#### Instruction:
Identify the lines bearing the string "Blade" and gather them.

(A block of data)
BEGIN
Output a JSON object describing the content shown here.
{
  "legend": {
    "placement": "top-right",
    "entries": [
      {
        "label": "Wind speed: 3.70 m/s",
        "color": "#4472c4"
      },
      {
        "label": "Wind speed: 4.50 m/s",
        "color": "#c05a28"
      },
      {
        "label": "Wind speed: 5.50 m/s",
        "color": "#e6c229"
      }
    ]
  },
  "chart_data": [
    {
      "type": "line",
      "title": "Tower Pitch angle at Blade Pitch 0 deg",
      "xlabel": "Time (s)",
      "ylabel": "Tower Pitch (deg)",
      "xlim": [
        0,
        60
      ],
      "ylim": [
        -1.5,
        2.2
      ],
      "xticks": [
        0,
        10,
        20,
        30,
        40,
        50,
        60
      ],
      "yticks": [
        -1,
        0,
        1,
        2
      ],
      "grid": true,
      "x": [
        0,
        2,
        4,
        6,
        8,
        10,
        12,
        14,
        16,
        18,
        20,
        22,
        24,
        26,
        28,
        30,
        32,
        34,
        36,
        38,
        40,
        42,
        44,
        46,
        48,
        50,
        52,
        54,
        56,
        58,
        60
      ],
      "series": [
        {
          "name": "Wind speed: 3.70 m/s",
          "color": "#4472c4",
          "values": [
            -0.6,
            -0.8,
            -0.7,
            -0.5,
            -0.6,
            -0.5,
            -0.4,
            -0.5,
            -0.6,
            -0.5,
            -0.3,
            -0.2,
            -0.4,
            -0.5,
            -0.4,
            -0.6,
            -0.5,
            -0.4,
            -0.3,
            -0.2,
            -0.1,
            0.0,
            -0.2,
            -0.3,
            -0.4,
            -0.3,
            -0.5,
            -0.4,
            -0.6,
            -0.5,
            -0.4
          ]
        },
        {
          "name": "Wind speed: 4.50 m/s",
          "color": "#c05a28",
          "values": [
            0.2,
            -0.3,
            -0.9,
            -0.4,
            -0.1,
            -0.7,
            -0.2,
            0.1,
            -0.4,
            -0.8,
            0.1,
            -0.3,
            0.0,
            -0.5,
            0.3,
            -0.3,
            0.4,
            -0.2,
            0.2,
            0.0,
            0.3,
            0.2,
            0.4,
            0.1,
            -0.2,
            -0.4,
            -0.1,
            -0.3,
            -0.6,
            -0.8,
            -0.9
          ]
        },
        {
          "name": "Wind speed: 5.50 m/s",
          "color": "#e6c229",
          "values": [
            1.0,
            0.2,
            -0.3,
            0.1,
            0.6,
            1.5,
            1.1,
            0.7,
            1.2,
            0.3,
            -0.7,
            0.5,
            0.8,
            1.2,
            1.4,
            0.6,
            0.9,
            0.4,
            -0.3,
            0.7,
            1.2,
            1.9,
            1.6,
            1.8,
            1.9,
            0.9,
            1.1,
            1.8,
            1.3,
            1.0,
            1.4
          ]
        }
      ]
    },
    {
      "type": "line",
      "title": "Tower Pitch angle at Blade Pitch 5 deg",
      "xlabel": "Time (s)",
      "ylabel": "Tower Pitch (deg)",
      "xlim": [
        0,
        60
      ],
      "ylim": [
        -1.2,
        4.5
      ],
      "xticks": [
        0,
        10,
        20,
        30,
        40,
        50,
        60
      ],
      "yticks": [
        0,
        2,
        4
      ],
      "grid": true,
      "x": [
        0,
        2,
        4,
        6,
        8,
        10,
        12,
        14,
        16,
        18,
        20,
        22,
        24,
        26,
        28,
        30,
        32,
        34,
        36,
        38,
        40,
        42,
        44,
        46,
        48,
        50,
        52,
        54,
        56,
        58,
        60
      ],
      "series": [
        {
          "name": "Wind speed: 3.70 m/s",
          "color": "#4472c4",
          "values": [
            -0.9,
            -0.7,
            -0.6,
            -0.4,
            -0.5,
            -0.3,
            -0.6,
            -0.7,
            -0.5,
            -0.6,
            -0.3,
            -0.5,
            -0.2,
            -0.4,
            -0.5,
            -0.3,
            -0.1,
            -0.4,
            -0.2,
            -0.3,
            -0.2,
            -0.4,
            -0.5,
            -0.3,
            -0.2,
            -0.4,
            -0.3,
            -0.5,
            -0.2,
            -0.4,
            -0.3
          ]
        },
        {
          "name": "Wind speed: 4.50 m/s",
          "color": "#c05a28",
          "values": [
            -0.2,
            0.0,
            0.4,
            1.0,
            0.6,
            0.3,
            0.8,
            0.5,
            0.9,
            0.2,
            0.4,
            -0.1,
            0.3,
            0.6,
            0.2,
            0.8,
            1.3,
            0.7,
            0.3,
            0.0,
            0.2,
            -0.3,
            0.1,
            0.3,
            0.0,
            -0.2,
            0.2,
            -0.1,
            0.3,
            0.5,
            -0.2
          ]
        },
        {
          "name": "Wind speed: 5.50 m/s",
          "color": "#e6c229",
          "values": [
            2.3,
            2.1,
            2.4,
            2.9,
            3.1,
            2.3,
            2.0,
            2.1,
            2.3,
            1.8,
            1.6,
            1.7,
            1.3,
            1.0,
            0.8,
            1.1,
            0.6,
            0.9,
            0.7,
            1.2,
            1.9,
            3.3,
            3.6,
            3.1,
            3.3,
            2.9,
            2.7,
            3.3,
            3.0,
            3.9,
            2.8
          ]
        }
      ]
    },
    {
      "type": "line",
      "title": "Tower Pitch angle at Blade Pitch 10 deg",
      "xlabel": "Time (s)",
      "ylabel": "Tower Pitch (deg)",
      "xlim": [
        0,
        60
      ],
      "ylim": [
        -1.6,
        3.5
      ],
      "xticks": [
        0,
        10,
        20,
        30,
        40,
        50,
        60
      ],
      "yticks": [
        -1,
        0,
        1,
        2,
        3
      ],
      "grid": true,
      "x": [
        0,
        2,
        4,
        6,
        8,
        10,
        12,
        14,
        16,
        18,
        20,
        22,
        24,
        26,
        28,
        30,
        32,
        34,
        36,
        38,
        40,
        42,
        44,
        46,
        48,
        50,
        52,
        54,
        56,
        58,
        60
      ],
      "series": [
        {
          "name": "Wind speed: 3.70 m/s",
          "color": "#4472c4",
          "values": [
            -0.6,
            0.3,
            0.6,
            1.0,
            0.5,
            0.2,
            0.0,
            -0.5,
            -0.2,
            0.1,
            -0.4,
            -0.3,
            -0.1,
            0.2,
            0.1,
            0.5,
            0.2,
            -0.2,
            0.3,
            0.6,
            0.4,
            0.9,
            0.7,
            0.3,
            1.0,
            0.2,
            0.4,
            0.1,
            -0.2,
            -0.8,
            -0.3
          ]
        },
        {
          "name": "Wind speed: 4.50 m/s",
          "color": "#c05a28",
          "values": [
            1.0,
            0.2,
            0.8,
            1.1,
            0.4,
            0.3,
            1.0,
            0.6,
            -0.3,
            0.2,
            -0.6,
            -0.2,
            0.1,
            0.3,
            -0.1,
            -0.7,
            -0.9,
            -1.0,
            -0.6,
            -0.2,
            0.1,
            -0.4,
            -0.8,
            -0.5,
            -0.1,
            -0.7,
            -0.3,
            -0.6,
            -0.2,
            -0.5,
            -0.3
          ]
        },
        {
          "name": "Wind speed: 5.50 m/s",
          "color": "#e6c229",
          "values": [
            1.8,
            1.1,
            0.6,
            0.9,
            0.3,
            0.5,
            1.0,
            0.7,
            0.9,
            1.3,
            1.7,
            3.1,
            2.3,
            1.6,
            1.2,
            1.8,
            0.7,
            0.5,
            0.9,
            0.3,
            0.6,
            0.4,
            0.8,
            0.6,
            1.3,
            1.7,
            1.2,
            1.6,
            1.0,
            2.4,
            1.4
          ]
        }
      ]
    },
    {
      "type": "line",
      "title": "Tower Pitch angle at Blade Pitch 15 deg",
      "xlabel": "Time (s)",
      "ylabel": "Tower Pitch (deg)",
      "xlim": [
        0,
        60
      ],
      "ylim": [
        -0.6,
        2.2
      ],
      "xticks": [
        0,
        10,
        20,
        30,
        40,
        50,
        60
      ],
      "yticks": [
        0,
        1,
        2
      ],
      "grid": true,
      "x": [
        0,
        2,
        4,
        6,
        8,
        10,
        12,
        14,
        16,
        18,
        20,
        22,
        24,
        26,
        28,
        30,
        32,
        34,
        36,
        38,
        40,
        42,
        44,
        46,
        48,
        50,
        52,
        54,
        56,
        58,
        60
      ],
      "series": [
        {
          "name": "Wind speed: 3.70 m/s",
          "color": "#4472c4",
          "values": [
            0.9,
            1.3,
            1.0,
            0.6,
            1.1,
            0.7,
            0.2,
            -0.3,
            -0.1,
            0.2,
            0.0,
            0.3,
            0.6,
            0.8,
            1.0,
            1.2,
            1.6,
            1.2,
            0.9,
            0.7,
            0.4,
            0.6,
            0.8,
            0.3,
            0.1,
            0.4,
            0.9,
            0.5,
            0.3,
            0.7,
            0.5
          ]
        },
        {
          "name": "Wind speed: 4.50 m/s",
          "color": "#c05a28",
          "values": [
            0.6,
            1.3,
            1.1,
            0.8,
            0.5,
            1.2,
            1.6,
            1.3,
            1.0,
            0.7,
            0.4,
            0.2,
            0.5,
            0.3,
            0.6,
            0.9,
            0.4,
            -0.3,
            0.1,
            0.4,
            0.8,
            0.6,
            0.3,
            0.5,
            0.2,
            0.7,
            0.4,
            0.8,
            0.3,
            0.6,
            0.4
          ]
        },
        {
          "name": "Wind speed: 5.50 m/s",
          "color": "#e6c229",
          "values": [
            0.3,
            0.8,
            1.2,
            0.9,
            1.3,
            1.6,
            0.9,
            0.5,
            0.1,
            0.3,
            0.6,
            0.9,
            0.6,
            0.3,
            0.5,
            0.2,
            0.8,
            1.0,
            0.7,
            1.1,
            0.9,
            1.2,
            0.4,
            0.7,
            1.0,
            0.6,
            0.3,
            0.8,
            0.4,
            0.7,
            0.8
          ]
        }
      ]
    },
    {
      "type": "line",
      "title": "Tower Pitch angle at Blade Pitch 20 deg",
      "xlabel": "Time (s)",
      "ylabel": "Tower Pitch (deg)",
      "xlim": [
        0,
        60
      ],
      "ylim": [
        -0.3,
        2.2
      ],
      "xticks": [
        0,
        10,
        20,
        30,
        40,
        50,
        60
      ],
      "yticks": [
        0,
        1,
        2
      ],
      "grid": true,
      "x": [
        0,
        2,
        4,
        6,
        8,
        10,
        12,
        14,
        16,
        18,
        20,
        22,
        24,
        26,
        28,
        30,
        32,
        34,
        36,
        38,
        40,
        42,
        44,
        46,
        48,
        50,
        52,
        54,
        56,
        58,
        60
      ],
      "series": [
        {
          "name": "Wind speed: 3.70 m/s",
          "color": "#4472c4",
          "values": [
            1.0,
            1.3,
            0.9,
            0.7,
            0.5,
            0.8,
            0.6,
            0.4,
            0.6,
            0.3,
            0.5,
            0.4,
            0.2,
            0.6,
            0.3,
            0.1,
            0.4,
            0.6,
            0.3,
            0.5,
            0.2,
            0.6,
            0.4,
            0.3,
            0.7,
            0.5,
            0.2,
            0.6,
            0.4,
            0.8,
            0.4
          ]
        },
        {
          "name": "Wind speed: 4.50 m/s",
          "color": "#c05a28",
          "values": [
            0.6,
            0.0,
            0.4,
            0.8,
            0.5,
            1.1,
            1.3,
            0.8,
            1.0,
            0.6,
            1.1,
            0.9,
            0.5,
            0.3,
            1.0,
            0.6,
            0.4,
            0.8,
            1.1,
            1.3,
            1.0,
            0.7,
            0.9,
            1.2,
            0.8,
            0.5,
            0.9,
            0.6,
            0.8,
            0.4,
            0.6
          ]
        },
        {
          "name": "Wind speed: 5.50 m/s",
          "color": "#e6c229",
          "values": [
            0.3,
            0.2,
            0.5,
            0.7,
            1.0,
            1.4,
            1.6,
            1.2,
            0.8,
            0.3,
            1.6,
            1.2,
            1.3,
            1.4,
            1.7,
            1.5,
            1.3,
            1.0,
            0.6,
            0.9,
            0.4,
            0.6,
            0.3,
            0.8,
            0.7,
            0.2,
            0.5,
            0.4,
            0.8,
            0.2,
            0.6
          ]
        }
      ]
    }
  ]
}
END
#### Result:
      "title": "Tower Pitch angle at Blade Pitch 0 deg",
      "title": "Tower Pitch angle at Blade Pitch 5 deg",
      "title": "Tower Pitch angle at Blade Pitch 10 deg",
      "title": "Tower Pitch angle at Blade Pitch 15 deg",
      "title": "Tower Pitch angle at Blade Pitch 20 deg",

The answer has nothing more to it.